• DIRECTIONS
Retype the complete listing exactly as it appears.

• RECORDS FOR PROCESSING
☆ ☆ ☆ ☆

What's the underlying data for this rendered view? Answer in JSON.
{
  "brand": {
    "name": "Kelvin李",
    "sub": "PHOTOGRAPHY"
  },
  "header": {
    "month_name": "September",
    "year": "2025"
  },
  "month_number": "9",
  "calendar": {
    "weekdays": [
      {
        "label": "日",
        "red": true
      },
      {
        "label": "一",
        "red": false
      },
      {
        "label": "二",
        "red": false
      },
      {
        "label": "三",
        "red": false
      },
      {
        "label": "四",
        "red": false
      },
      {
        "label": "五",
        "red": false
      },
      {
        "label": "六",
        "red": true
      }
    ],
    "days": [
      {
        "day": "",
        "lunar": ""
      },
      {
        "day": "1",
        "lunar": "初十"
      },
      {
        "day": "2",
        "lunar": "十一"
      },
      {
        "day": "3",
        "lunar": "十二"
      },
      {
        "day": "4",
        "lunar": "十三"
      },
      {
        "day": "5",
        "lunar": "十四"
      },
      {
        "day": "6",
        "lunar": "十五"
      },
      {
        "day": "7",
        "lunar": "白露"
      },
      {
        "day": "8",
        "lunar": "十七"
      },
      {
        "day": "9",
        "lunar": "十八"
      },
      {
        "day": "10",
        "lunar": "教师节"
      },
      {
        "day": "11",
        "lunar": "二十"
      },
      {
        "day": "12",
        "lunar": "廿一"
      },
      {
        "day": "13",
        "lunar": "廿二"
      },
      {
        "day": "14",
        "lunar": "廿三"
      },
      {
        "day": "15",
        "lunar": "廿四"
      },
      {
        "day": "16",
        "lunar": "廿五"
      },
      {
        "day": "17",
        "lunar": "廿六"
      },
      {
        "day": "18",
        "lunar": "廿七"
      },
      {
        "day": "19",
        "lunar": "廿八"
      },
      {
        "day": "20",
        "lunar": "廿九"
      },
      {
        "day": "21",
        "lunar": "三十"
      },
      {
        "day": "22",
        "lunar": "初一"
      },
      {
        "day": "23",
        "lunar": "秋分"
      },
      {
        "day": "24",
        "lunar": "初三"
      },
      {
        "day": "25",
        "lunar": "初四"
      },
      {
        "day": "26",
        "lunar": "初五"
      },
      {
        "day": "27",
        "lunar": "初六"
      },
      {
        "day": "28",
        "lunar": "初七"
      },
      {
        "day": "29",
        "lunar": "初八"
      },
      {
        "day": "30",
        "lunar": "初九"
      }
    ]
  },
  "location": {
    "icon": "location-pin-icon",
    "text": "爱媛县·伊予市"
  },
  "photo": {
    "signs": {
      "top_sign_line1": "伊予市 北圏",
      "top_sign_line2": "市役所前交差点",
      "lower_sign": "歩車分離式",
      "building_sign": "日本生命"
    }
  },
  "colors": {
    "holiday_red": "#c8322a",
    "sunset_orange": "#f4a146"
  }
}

☆ ☆ ☆ ☆

• RESULT OF THIS EXERCISE
What's the underlying data for this rendered view? Answer in JSON.
{
  "brand": {
    "name": "Kelvin李",
    "sub": "PHOTOGRAPHY"
  },
  "header": {
    "month_name": "September",
    "year": "2025"
  },
  "month_number": "9",
  "calendar": {
    "weekdays": [
      {
        "label": "日",
        "red": true
      },
      {
        "label": "一",
        "red": false
      },
      {
        "label": "二",
        "red": false
      },
      {
        "label": "三",
        "red": false
      },
      {
        "label": "四",
        "red": false
      },
      {
        "label": "五",
        "red": false
      },
      {
        "label": "六",
        "red": true
      }
    ],
    "days": [
      {
        "day": "",
        "lunar": ""
      },
      {
        "day": "1",
        "lunar": "初十"
      },
      {
        "day": "2",
        "lunar": "十一"
      },
      {
        "day": "3",
        "lunar": "十二"
      },
      {
        "day": "4",
        "lunar": "十三"
      },
      {
        "day": "5",
        "lunar": "十四"
      },
      {
        "day": "6",
        "lunar": "十五"
      },
      {
        "day": "7",
        "lunar": "白露"
      },
      {
        "day": "8",
        "lunar": "十七"
      },
      {
        "day": "9",
        "lunar": "十八"
      },
      {
        "day": "10",
        "lunar": "教师节"
      },
      {
        "day": "11",
        "lunar": "二十"
      },
      {
        "day": "12",
        "lunar": "廿一"
      },
      {
        "day": "13",
        "lunar": "廿二"
      },
      {
        "day": "14",
        "lunar": "廿三"
      },
      {
        "day": "15",
        "lunar": "廿四"
      },
      {
        "day": "16",
        "lunar": "廿五"
      },
      {
        "day": "17",
        "lunar": "廿六"
      },
      {
        "day": "18",
        "lunar": "廿七"
      },
      {
        "day": "19",
        "lunar": "廿八"
      },
      {
        "day": "20",
        "lunar": "廿九"
      },
      {
        "day": "21",
        "lunar": "三十"
      },
      {
        "day": "22",
        "lunar": "初一"
      },
      {
        "day": "23",
        "lunar": "秋分"
      },
      {
        "day": "24",
        "lunar": "初三"
      },
      {
        "day": "25",
        "lunar": "初四"
      },
      {
        "day": "26",
        "lunar": "初五"
      },
      {
        "day": "27",
        "lunar": "初六"
      },
      {
        "day": "28",
        "lunar": "初七"
      },
      {
        "day": "29",
        "lunar": "初八"
      },
      {
        "day": "30",
        "lunar": "初九"
      }
    ]
  },
  "location": {
    "icon": "location-pin-icon",
    "text": "爱媛县·伊予市"
  },
  "photo": {
    "signs": {
      "top_sign_line1": "伊予市 北圏",
      "top_sign_line2": "市役所前交差点",
      "lower_sign": "歩車分離式",
      "building_sign": "日本生命"
    }
  },
  "colors": {
    "holiday_red": "#c8322a",
    "sunset_orange": "#f4a146"
  }
}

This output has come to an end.